Supplied records
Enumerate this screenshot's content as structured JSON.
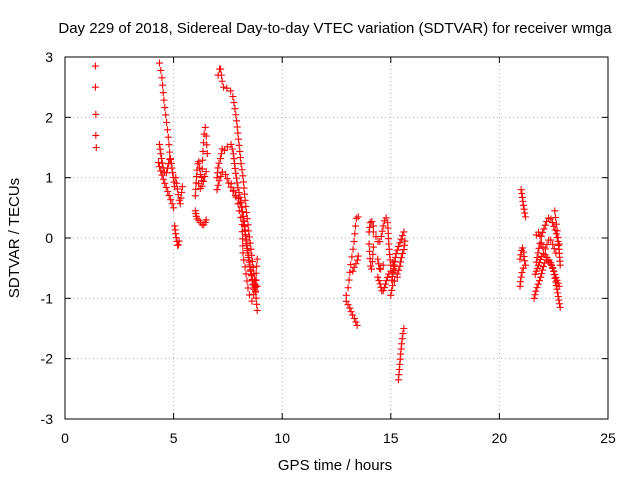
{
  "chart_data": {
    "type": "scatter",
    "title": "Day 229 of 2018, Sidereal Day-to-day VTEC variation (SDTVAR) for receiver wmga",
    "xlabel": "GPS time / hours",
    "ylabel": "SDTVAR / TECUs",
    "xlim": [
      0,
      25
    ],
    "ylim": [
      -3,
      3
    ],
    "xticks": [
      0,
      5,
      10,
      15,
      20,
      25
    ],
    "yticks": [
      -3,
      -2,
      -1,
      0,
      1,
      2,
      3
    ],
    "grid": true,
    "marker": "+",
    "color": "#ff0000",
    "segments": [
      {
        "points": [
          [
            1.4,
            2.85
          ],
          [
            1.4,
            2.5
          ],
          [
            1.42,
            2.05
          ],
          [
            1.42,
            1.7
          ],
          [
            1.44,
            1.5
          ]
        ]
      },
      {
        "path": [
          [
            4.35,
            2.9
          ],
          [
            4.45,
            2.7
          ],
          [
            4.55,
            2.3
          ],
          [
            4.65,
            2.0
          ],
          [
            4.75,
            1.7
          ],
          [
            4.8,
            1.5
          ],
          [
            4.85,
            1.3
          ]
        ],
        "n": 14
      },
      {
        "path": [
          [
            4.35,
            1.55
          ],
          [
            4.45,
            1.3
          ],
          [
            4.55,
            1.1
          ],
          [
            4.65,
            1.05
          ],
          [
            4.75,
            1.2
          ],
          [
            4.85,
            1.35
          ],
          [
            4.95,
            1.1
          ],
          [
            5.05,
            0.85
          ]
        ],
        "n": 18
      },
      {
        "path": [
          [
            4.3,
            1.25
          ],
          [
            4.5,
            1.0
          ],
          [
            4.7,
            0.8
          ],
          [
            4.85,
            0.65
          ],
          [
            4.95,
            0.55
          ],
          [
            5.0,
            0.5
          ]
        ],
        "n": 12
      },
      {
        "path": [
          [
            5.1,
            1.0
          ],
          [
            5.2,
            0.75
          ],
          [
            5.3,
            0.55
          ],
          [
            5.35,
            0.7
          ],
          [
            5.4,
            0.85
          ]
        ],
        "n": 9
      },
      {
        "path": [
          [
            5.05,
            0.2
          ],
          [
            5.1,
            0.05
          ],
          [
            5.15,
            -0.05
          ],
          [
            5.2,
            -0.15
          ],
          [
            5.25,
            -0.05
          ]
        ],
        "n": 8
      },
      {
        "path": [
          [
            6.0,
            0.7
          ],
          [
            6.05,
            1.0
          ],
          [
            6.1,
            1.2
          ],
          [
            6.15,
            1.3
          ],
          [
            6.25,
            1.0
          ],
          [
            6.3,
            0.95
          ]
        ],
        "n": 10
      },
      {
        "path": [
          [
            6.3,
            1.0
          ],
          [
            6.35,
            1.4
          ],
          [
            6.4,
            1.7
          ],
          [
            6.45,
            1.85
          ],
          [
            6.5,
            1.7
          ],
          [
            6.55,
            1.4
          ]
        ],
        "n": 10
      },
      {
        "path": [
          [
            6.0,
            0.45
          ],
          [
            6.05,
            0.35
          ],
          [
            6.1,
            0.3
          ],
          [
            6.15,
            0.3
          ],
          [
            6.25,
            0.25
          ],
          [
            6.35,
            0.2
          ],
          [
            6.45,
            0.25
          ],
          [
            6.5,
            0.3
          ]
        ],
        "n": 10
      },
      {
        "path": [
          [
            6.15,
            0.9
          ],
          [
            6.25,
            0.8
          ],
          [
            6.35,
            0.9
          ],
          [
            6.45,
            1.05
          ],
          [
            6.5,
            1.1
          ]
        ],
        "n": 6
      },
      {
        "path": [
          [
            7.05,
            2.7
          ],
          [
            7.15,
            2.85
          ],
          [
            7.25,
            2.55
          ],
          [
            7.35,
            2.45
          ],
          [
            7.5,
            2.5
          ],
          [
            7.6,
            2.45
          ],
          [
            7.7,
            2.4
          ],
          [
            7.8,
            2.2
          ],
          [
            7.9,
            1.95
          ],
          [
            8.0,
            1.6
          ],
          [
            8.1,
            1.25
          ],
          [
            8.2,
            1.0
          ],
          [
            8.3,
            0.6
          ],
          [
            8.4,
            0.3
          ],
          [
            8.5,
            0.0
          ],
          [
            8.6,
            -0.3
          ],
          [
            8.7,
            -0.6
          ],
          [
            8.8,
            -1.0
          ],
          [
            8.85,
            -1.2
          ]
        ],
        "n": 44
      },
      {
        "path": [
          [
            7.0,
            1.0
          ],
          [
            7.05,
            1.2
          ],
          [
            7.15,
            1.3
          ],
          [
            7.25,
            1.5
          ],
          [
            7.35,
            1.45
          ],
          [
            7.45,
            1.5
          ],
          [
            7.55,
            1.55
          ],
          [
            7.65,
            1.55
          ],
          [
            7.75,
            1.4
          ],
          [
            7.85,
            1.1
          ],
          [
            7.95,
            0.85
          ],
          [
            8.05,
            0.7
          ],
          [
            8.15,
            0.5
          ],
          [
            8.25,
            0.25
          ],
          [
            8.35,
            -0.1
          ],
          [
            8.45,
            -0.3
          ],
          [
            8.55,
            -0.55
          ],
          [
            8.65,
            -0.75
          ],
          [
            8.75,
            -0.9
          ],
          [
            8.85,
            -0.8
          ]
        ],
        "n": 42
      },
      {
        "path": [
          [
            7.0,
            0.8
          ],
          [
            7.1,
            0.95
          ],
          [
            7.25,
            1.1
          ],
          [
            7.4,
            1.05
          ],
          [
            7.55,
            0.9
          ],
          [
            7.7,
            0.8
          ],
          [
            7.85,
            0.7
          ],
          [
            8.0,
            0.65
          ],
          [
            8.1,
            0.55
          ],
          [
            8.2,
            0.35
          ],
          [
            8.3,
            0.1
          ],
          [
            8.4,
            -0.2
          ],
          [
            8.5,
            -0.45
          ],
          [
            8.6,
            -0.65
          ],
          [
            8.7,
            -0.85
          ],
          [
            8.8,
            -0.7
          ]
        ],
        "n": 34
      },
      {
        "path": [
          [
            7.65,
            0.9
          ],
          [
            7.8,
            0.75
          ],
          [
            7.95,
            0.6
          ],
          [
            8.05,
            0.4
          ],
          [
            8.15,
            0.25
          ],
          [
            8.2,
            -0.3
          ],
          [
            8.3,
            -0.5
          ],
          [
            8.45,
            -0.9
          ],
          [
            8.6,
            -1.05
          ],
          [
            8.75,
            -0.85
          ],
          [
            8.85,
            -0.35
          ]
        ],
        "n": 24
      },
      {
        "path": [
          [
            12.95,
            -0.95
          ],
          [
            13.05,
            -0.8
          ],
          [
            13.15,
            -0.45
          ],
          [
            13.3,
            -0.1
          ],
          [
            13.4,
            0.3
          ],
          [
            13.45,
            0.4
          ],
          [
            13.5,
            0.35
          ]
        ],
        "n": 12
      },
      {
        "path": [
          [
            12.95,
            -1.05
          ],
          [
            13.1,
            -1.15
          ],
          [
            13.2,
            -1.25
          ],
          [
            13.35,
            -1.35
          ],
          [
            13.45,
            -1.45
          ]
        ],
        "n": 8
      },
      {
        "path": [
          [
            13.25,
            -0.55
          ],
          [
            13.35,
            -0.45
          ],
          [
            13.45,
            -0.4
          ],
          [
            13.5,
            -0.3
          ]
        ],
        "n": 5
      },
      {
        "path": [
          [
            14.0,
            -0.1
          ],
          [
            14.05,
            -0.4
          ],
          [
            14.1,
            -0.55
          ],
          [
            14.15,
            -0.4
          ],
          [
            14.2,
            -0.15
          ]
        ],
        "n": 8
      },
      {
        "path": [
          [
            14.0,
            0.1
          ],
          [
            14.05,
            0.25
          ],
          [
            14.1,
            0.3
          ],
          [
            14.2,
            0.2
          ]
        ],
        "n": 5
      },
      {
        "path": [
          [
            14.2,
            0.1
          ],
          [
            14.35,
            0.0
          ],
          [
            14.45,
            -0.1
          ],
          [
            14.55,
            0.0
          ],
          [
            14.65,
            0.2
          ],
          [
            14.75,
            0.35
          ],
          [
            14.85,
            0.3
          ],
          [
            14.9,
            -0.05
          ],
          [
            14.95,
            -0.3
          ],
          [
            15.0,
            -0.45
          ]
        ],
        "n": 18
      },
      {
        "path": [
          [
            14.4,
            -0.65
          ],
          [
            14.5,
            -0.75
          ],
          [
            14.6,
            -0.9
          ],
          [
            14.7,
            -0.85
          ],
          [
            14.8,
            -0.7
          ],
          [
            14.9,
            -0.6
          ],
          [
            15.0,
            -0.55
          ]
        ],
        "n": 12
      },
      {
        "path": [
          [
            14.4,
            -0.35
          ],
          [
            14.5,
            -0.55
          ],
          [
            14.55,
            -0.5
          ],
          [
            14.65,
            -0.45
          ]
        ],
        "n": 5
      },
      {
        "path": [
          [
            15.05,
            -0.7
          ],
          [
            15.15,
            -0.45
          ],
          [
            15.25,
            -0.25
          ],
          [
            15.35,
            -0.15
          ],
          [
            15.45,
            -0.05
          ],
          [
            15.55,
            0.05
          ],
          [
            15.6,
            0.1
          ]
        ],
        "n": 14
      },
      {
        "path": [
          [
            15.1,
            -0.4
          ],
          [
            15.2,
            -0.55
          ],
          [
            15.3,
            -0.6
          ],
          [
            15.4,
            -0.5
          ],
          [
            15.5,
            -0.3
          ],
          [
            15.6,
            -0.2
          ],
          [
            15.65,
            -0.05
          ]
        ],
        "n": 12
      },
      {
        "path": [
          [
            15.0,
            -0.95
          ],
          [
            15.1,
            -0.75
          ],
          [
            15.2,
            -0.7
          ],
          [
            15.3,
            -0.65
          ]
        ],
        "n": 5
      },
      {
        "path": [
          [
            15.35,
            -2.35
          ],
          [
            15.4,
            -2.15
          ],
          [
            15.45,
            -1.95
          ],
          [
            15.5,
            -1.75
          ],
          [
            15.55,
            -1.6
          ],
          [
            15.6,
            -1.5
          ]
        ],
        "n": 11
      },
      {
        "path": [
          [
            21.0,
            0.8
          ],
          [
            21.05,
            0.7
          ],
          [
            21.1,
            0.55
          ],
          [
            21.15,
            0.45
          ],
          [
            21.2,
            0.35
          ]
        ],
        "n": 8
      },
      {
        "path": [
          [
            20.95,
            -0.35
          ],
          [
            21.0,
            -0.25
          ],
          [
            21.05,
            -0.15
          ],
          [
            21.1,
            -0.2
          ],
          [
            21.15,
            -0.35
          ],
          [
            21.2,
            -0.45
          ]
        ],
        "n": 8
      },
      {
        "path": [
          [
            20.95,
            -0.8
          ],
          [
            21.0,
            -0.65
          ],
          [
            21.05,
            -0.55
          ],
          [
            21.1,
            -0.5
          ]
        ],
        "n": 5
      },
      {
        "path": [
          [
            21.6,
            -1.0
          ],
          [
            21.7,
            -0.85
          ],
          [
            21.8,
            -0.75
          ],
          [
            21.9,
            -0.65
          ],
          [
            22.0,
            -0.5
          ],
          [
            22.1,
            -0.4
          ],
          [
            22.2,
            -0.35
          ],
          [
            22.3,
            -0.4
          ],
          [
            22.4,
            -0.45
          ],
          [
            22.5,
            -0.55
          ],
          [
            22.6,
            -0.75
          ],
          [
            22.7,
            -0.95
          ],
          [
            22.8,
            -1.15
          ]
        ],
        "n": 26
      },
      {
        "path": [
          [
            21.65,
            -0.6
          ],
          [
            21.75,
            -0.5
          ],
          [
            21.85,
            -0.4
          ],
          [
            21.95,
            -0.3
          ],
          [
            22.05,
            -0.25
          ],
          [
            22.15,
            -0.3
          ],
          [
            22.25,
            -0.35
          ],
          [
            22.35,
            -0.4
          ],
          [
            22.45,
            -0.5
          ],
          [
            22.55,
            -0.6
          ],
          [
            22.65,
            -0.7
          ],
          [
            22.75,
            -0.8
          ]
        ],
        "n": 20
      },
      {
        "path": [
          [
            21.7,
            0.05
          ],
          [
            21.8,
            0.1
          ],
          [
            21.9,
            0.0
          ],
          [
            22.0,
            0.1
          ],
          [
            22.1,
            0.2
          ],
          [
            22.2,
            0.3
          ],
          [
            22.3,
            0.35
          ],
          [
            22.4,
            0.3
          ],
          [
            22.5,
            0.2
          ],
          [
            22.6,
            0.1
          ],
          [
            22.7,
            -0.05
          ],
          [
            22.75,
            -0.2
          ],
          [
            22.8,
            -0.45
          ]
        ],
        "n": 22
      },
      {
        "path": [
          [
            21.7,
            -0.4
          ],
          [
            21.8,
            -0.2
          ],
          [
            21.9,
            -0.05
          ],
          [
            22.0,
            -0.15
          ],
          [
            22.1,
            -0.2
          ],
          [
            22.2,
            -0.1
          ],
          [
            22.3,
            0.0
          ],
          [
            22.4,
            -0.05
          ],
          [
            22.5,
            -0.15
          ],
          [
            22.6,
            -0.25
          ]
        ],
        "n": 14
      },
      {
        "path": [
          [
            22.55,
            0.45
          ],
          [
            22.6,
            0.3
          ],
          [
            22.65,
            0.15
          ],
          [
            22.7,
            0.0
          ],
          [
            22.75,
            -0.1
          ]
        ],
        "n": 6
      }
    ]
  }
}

* * *

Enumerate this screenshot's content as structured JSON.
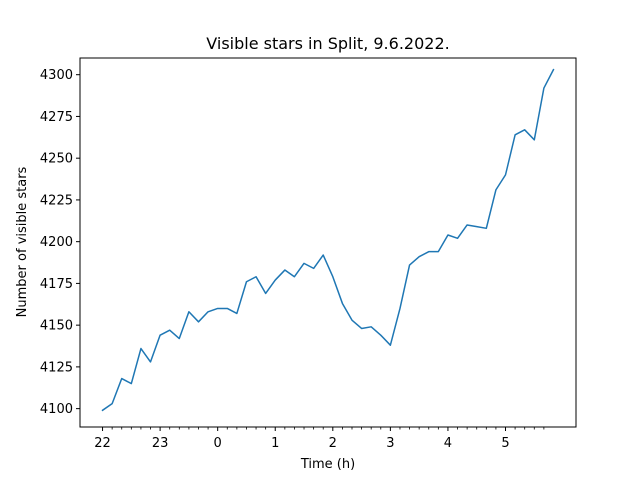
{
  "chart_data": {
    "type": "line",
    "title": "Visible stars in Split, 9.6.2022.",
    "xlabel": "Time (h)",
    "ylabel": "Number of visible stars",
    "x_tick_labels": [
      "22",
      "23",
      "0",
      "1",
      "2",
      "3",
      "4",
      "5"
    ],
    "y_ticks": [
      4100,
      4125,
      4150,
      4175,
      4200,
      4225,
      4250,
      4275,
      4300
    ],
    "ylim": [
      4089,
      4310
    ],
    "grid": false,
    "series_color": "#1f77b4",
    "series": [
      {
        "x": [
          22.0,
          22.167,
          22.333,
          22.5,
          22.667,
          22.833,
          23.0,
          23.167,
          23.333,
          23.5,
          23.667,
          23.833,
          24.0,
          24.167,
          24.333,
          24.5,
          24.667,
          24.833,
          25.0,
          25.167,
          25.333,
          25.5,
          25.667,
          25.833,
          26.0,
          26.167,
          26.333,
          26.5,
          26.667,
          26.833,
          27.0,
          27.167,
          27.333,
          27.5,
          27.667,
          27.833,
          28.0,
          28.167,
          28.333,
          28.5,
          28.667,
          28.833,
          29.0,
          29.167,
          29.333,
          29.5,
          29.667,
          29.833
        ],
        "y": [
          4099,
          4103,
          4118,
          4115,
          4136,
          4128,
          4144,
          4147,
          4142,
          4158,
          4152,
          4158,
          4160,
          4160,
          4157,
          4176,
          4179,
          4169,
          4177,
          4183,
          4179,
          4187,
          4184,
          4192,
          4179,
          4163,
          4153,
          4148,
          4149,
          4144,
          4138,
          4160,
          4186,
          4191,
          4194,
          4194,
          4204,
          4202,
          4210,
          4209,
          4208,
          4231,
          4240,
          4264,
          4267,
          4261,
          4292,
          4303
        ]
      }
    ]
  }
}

--

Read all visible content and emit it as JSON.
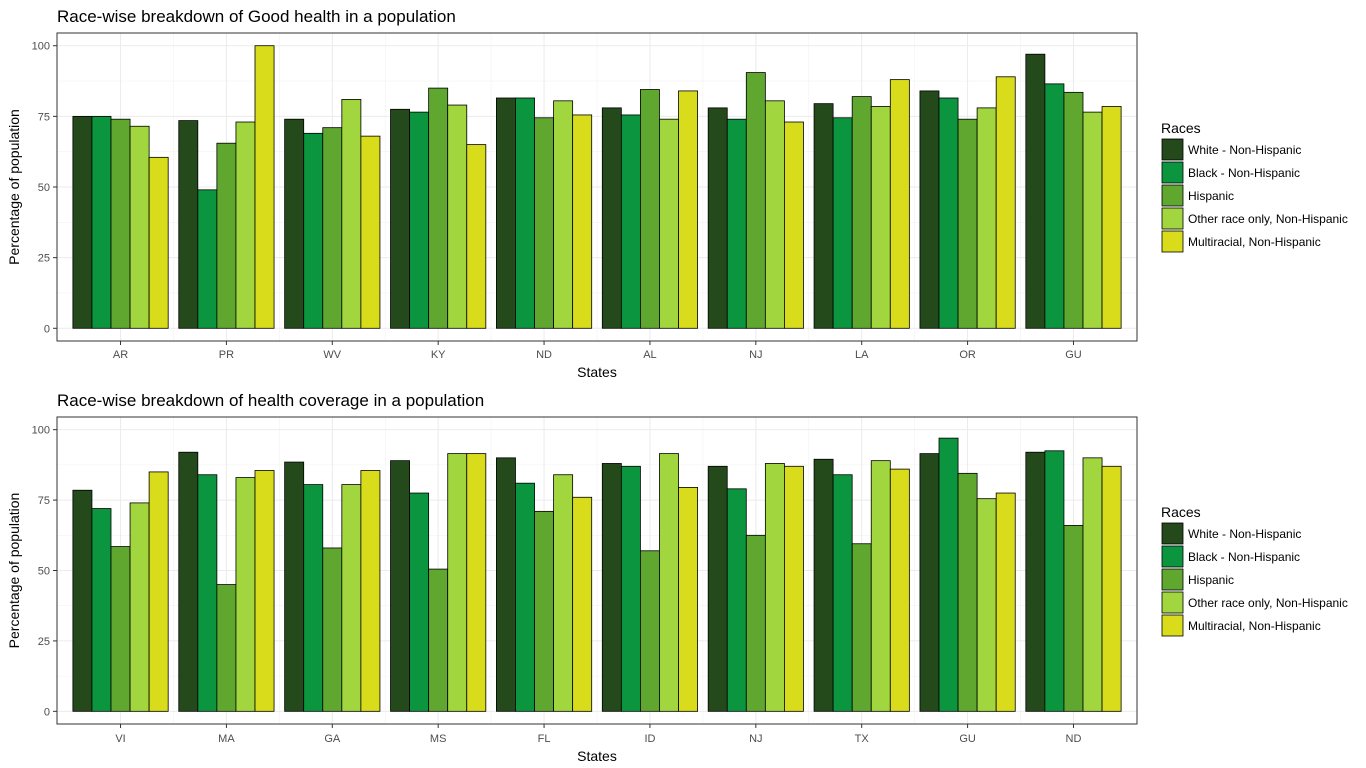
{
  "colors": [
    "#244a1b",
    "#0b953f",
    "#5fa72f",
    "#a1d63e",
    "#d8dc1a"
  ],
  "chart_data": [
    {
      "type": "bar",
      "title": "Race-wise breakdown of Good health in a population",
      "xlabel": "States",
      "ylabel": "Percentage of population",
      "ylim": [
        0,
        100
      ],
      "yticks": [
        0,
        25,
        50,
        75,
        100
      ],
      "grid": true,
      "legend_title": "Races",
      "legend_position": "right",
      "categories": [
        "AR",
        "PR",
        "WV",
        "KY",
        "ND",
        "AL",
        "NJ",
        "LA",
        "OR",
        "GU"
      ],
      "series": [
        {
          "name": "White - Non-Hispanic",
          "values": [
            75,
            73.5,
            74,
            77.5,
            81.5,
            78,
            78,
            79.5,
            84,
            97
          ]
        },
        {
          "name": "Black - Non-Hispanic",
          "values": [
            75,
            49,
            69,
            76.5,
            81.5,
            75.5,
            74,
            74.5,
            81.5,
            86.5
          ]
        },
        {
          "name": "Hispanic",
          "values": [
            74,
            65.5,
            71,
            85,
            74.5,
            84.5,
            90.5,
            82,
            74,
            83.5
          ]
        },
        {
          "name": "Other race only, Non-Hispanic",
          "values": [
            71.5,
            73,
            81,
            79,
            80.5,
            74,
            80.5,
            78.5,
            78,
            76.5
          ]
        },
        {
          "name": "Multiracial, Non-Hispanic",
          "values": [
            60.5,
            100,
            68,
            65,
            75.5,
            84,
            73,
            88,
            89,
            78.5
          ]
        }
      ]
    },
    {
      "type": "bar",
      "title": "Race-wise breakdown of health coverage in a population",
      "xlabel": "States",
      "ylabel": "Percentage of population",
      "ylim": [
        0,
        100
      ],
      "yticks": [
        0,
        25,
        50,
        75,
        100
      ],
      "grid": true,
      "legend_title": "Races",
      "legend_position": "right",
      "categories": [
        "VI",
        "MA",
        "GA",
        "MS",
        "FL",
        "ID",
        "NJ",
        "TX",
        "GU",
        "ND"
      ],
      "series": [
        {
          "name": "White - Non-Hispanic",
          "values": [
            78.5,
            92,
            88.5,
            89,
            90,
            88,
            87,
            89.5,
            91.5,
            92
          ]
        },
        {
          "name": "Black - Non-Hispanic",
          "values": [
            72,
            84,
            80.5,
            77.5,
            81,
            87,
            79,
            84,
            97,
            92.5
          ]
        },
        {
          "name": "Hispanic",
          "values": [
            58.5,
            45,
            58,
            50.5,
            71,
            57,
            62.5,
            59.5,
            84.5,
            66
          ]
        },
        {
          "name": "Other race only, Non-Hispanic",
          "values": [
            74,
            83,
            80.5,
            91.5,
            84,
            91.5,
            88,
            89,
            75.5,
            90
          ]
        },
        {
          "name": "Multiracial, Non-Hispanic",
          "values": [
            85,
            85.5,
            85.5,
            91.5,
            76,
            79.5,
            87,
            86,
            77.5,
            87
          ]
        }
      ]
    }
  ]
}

Challenge
Extract every line from the records above that contains the word "population".

Correct output
      "title": "Race-wise breakdown of Good health in a population",
      "ylabel": "Percentage of population",
      "title": "Race-wise breakdown of health coverage in a population",
      "ylabel": "Percentage of population",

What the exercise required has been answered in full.